Extracts from a graphics dataset:
################

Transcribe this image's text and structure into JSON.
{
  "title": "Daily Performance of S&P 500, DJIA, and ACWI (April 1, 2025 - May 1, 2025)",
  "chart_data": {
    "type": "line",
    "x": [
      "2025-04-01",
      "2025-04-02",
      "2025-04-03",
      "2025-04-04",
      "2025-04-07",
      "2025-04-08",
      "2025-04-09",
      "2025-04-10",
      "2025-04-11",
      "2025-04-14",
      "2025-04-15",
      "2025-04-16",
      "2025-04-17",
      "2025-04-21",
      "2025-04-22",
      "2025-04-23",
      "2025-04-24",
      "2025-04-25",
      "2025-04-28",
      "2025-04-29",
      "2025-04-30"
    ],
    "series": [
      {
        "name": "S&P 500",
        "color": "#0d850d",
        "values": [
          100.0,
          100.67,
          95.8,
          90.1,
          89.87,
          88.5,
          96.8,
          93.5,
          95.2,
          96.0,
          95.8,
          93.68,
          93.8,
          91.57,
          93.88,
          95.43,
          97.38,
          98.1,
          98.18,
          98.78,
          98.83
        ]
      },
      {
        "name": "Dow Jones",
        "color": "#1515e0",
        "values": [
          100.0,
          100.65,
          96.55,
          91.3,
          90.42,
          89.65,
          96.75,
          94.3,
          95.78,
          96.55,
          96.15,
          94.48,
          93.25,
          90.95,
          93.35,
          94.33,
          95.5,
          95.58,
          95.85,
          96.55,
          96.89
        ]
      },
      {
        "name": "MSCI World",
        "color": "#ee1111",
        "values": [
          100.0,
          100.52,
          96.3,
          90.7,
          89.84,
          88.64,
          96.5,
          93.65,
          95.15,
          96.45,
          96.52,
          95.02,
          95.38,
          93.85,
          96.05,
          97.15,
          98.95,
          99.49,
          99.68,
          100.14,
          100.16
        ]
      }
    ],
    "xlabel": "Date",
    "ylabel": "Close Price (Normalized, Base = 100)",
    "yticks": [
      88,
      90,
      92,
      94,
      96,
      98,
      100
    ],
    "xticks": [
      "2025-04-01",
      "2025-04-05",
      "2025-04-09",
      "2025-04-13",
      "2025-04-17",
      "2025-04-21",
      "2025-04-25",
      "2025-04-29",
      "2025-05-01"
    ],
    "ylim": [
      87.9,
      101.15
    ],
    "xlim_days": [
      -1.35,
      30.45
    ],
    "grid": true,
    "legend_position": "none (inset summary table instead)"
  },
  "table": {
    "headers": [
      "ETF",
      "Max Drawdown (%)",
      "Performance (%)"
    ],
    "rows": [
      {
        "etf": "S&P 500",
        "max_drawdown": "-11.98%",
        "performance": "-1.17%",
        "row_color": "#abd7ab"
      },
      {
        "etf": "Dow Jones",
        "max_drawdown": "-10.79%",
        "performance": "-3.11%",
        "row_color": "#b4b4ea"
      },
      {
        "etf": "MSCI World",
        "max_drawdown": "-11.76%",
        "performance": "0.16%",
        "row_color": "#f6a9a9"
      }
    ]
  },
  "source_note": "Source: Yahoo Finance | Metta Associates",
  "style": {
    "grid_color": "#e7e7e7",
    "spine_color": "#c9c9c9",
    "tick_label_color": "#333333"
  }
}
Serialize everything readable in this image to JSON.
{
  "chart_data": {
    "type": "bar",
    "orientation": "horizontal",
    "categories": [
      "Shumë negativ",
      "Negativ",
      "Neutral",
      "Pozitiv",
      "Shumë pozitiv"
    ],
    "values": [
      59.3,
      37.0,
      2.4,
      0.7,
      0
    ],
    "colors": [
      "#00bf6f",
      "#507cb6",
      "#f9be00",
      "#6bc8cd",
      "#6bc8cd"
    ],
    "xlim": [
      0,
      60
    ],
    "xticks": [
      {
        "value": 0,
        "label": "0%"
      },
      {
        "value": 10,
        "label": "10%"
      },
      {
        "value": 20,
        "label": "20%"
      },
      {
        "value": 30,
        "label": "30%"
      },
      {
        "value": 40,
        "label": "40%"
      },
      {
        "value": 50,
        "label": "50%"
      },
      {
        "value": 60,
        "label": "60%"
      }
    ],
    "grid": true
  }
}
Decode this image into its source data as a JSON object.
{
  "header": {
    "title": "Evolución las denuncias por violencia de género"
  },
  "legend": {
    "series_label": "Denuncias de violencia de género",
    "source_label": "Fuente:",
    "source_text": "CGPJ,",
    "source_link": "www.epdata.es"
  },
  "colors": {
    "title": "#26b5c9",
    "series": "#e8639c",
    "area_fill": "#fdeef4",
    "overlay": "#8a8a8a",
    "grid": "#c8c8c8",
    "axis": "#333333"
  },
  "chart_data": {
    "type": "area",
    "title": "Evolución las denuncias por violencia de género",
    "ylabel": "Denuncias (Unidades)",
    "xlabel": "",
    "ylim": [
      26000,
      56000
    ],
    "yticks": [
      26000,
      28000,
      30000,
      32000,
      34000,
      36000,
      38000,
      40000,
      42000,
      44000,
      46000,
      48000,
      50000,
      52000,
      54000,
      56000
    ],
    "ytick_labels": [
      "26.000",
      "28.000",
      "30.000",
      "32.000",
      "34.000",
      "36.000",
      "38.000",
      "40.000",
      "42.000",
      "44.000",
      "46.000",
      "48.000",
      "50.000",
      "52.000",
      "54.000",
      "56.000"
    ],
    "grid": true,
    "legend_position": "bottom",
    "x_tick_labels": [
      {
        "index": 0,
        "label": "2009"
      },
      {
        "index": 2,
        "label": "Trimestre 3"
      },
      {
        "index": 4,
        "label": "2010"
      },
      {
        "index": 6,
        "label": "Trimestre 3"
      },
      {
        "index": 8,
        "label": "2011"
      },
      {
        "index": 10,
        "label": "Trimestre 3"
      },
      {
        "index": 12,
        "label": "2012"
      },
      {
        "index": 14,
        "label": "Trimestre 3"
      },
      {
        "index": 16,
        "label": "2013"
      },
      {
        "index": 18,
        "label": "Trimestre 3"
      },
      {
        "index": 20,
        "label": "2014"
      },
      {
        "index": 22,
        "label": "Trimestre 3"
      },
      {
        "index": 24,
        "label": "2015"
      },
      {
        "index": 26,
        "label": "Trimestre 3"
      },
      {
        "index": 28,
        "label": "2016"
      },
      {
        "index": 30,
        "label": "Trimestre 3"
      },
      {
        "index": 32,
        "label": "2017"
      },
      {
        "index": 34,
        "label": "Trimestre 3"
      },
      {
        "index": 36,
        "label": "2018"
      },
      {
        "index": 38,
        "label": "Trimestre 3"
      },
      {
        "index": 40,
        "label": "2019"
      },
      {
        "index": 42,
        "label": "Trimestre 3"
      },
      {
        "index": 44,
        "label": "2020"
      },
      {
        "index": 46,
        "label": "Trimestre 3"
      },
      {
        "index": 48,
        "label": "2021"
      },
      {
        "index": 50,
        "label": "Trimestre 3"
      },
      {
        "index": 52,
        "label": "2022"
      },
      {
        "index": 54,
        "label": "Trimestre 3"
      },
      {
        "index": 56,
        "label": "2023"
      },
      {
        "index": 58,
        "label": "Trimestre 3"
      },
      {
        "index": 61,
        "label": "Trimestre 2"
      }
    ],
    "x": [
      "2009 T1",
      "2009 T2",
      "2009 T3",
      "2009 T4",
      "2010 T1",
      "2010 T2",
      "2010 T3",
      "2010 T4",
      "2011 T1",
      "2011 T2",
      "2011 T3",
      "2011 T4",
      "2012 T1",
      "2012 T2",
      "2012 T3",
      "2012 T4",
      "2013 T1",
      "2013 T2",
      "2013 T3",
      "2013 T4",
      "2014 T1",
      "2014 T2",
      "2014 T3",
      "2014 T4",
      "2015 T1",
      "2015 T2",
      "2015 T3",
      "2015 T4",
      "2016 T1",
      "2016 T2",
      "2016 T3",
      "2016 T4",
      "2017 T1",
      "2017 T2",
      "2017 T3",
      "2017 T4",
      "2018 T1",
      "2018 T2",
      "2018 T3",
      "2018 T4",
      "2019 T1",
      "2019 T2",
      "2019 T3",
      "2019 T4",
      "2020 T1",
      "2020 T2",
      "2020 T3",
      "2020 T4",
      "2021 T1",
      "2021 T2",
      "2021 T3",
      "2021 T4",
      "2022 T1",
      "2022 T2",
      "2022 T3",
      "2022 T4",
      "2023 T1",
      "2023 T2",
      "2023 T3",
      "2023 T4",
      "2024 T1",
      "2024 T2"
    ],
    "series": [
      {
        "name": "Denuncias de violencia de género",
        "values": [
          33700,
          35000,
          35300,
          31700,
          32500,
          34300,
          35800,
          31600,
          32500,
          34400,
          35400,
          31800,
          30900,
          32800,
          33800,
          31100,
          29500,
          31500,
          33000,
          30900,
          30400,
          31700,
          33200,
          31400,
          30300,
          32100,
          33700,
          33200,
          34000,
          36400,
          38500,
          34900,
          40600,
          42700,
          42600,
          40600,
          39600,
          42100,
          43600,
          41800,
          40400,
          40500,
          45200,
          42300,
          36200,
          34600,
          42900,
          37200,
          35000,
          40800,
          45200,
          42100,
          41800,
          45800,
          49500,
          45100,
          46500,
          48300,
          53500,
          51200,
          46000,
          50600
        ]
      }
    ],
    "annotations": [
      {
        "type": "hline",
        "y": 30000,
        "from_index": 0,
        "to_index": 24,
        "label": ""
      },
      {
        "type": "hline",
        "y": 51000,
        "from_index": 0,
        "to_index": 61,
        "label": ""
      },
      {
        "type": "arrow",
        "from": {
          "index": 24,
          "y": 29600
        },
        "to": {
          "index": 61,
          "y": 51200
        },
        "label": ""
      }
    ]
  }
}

################

Count every line in the data where the string "violencia" occurs. Give nothing except the number.

TASK OUTPUT
4